(Data excerpts)
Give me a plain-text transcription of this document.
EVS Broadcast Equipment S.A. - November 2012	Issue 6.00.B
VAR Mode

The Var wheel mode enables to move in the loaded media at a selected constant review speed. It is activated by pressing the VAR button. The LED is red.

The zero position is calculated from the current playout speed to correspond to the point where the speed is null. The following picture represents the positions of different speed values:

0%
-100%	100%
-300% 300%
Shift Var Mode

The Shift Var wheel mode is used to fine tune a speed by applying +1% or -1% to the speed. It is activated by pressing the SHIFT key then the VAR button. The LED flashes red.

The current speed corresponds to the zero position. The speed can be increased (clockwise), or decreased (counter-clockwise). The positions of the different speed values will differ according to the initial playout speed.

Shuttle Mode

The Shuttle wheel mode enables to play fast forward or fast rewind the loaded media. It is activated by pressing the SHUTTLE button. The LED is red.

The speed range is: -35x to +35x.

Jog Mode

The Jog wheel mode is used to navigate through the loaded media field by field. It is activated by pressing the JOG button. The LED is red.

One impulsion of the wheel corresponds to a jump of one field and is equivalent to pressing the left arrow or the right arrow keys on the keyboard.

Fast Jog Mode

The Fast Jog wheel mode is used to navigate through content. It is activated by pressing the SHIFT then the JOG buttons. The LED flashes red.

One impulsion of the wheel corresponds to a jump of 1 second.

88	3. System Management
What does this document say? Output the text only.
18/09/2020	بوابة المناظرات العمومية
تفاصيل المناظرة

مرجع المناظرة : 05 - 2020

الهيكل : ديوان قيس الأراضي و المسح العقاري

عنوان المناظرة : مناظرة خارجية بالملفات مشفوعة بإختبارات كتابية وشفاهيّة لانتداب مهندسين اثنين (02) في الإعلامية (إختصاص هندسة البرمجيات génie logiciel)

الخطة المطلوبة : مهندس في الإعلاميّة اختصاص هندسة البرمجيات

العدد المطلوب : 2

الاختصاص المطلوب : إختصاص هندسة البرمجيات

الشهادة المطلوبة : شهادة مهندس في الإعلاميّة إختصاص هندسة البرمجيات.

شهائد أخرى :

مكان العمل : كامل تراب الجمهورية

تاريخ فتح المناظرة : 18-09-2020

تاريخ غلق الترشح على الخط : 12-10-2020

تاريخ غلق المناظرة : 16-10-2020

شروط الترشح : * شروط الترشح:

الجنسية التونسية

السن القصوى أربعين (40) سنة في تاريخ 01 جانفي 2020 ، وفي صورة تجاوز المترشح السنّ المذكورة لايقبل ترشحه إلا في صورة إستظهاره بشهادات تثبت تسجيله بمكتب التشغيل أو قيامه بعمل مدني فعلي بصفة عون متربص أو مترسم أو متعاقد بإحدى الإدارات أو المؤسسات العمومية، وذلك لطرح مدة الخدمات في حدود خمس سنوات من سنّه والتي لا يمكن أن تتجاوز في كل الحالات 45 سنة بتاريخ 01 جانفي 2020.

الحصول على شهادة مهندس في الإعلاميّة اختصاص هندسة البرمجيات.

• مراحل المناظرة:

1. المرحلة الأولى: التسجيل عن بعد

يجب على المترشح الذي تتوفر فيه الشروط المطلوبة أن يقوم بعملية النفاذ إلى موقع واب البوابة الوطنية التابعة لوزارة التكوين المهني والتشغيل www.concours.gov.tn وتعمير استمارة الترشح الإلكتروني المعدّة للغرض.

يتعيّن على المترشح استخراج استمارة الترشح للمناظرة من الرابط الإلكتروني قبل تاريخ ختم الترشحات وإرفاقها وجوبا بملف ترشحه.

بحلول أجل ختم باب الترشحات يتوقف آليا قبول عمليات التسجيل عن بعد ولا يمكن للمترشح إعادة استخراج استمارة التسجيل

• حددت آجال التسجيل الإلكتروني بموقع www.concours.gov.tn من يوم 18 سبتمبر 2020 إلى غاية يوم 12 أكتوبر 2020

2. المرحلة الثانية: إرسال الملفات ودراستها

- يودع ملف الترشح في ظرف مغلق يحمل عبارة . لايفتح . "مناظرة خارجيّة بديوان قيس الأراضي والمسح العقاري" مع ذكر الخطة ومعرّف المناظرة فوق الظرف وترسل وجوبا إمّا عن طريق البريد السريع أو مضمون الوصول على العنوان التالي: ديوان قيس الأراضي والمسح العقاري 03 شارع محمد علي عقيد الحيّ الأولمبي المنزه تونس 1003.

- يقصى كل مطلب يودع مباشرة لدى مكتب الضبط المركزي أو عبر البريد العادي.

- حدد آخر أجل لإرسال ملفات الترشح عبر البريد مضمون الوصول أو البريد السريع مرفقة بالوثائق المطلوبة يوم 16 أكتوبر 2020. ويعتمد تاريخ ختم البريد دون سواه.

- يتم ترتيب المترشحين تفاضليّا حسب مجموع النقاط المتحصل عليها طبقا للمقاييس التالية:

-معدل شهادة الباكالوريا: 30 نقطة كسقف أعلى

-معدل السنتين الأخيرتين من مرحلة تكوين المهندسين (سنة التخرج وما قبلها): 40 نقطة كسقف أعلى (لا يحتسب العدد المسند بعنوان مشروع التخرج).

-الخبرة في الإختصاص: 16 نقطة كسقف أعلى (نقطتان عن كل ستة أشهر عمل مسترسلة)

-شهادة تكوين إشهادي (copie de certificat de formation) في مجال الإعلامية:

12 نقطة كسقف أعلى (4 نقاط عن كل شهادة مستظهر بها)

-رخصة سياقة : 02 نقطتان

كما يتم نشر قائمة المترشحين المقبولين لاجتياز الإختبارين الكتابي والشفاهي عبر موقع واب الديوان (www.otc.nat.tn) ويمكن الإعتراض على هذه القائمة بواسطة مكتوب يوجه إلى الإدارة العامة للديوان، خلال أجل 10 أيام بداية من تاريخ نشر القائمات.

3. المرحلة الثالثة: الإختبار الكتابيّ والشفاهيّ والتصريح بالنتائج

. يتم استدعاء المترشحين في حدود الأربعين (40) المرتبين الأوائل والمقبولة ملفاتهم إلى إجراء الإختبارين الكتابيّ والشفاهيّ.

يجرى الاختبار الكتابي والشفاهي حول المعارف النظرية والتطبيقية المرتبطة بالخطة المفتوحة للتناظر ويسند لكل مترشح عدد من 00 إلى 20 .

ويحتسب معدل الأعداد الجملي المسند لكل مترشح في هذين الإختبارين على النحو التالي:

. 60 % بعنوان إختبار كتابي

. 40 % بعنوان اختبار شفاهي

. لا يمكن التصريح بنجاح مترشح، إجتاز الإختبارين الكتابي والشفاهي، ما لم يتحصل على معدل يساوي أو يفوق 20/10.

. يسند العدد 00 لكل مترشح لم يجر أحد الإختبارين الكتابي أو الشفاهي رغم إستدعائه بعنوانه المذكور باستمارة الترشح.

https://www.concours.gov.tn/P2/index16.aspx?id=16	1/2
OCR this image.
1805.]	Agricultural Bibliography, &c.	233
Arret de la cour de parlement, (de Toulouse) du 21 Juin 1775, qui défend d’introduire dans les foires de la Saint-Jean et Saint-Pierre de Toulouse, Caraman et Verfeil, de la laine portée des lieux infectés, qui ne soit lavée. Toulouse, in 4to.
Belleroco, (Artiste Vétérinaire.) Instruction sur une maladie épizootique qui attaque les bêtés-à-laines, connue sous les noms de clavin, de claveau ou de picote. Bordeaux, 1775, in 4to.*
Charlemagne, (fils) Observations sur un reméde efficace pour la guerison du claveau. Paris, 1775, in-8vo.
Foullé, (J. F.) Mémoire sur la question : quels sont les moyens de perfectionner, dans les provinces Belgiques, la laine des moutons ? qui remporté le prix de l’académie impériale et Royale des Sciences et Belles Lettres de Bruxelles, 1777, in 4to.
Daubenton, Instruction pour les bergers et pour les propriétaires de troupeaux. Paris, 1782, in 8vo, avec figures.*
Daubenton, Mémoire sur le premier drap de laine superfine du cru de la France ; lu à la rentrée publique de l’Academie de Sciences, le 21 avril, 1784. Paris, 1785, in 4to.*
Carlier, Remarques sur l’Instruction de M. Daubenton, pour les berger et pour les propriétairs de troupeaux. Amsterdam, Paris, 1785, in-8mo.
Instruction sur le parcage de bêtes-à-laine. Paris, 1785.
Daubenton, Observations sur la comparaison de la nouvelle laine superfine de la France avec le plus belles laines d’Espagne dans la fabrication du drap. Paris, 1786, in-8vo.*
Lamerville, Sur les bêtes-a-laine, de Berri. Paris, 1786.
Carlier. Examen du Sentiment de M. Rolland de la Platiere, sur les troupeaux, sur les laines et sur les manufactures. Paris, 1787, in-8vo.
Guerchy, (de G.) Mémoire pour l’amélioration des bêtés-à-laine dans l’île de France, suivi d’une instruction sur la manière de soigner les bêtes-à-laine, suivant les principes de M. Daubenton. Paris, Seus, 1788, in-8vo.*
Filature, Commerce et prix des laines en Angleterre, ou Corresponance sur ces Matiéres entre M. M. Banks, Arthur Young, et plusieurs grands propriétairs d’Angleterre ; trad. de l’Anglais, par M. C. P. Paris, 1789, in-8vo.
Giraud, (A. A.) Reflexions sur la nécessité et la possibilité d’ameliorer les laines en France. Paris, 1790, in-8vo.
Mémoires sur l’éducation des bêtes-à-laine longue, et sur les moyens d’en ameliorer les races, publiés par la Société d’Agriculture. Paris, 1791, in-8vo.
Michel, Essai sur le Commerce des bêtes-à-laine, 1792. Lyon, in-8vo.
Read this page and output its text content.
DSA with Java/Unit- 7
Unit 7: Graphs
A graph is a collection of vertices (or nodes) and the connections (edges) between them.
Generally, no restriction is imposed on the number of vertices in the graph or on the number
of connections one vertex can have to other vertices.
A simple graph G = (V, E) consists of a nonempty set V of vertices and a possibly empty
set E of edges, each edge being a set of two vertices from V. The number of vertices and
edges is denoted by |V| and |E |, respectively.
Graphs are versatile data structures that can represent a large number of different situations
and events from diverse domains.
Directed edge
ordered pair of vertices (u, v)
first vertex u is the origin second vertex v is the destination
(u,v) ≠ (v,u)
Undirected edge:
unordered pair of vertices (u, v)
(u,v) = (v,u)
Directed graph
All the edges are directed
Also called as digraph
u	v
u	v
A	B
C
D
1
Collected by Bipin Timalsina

__TASK BRIEF__
Every line that holds the string "المرحلة" should be returned.

__REPLY__
1. المرحلة الأولى: التسجيل عن بعد
2. المرحلة الثانية: إرسال الملفات ودراستها
3. المرحلة الثالثة: الإختبار الكتابيّ والشفاهيّ والتصريح بالنتائج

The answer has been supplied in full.